### AIM
Copy the data that follows exactly. Include no pictures.

Stored records:
::::::::::

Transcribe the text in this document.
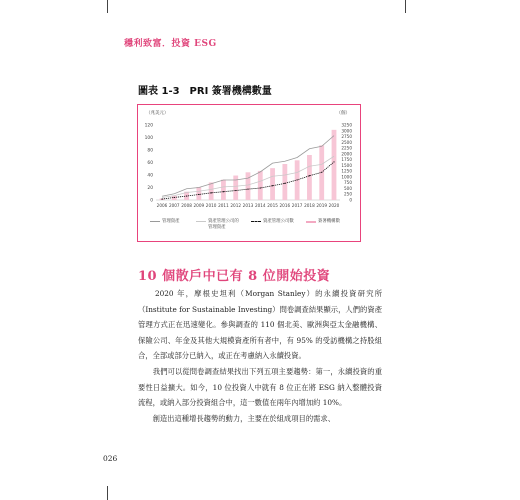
穩利致富．投資 ESG
圖表 1-3　PRI 簽署機構數量
（兆美元）	（個）
0
20
40
60
80
100
120
0
250
500
750
1000
1250
1500
1750
2000
2250
2500
2750
3000
3250
2006 2007 2008 2009 2010 2011 2012 2013 2014 2015 2016 2017 2018 2019 2020
管理資產	資產管理公司的
管理資產
資產管理公司數	簽署機構數
10 個散戶中已有 8 位開始投資

　　2020 年，摩根史坦利（Morgan Stanley）的永續投資研究所（Institute for Sustainable Investing）問卷調查結果顯示，人們的資產管理方式正在迅速變化。參與調查的 110 個北美、歐洲與亞太金融機構、保險公司、年金及其他大規模資產所有者中，有 95% 的受訪機構之持股組合，全部或部分已納入，或正在考慮納入永續投資。

　　我們可以從問卷調查結果找出下列五項主要趨勢：第一，永續投資的重要性日益擴大。如今，10 位投資人中就有 8 位正在將 ESG 納入整體投資流程，或納入部分投資組合中，這一數值在兩年內增加約 10%。

　　創造出這種增長趨勢的動力，主要在於組成項目的需求、

026
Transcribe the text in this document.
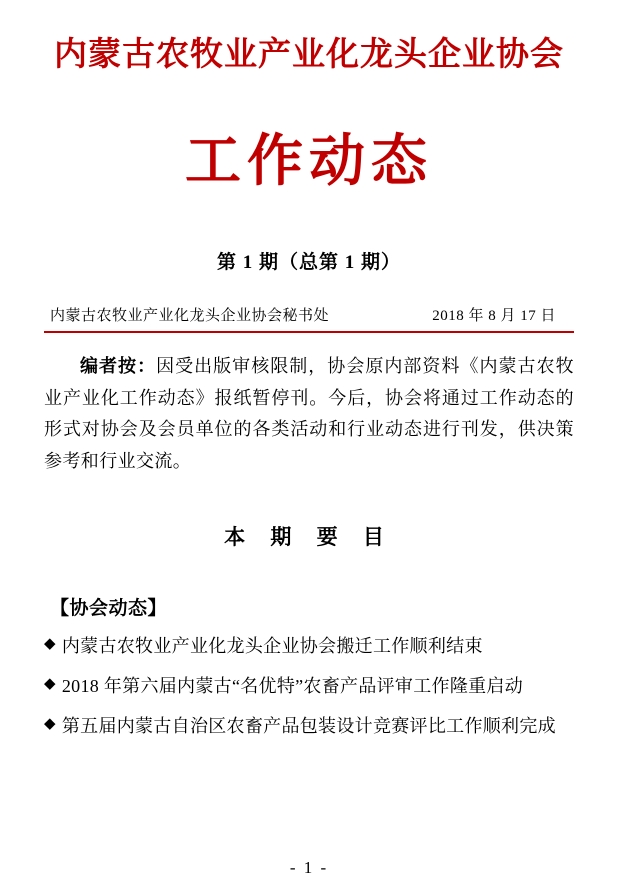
内蒙古农牧业产业化龙头企业协会
工作动态
第 1 期（总第 1 期）
内蒙古农牧业产业化龙头企业协会秘书处	2018 年 8 月 17 日

编者按：因受出版审核限制，协会原内部资料《内蒙古农牧业产业化工作动态》报纸暂停刊。今后，协会将通过工作动态的形式对协会及会员单位的各类活动和行业动态进行刊发，供决策参考和行业交流。

本 期 要 目
【协会动态】
◆ 内蒙古农牧业产业化龙头企业协会搬迁工作顺利结束
◆ 2018 年第六届内蒙古“名优特”农畜产品评审工作隆重启动
◆ 第五届内蒙古自治区农畜产品包装设计竞赛评比工作顺利完成
- 1 -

::::::::::

### EXERCISE OUTPUT
Transcribe the text in this document.
穩利致富．投資 ESG
圖表 1-3　PRI 簽署機構數量
（兆美元）	（個）
0
20
40
60
80
100
120
0
250
500
750
1000
1250
1500
1750
2000
2250
2500
2750
3000
3250
2006 2007 2008 2009 2010 2011 2012 2013 2014 2015 2016 2017 2018 2019 2020
管理資產	資產管理公司的
管理資產
資產管理公司數	簽署機構數
10 個散戶中已有 8 位開始投資

　　2020 年，摩根史坦利（Morgan Stanley）的永續投資研究所（Institute for Sustainable Investing）問卷調查結果顯示，人們的資產管理方式正在迅速變化。參與調查的 110 個北美、歐洲與亞太金融機構、保險公司、年金及其他大規模資產所有者中，有 95% 的受訪機構之持股組合，全部或部分已納入，或正在考慮納入永續投資。

　　我們可以從問卷調查結果找出下列五項主要趨勢：第一，永續投資的重要性日益擴大。如今，10 位投資人中就有 8 位正在將 ESG 納入整體投資流程，或納入部分投資組合中，這一數值在兩年內增加約 10%。

　　創造出這種增長趨勢的動力，主要在於組成項目的需求、

026
Transcribe the text in this document.
内蒙古农牧业产业化龙头企业协会
工作动态
第 1 期（总第 1 期）
内蒙古农牧业产业化龙头企业协会秘书处	2018 年 8 月 17 日

编者按：因受出版审核限制，协会原内部资料《内蒙古农牧业产业化工作动态》报纸暂停刊。今后，协会将通过工作动态的形式对协会及会员单位的各类活动和行业动态进行刊发，供决策参考和行业交流。

本 期 要 目
【协会动态】
◆ 内蒙古农牧业产业化龙头企业协会搬迁工作顺利结束
◆ 2018 年第六届内蒙古“名优特”农畜产品评审工作隆重启动
◆ 第五届内蒙古自治区农畜产品包装设计竞赛评比工作顺利完成
- 1 -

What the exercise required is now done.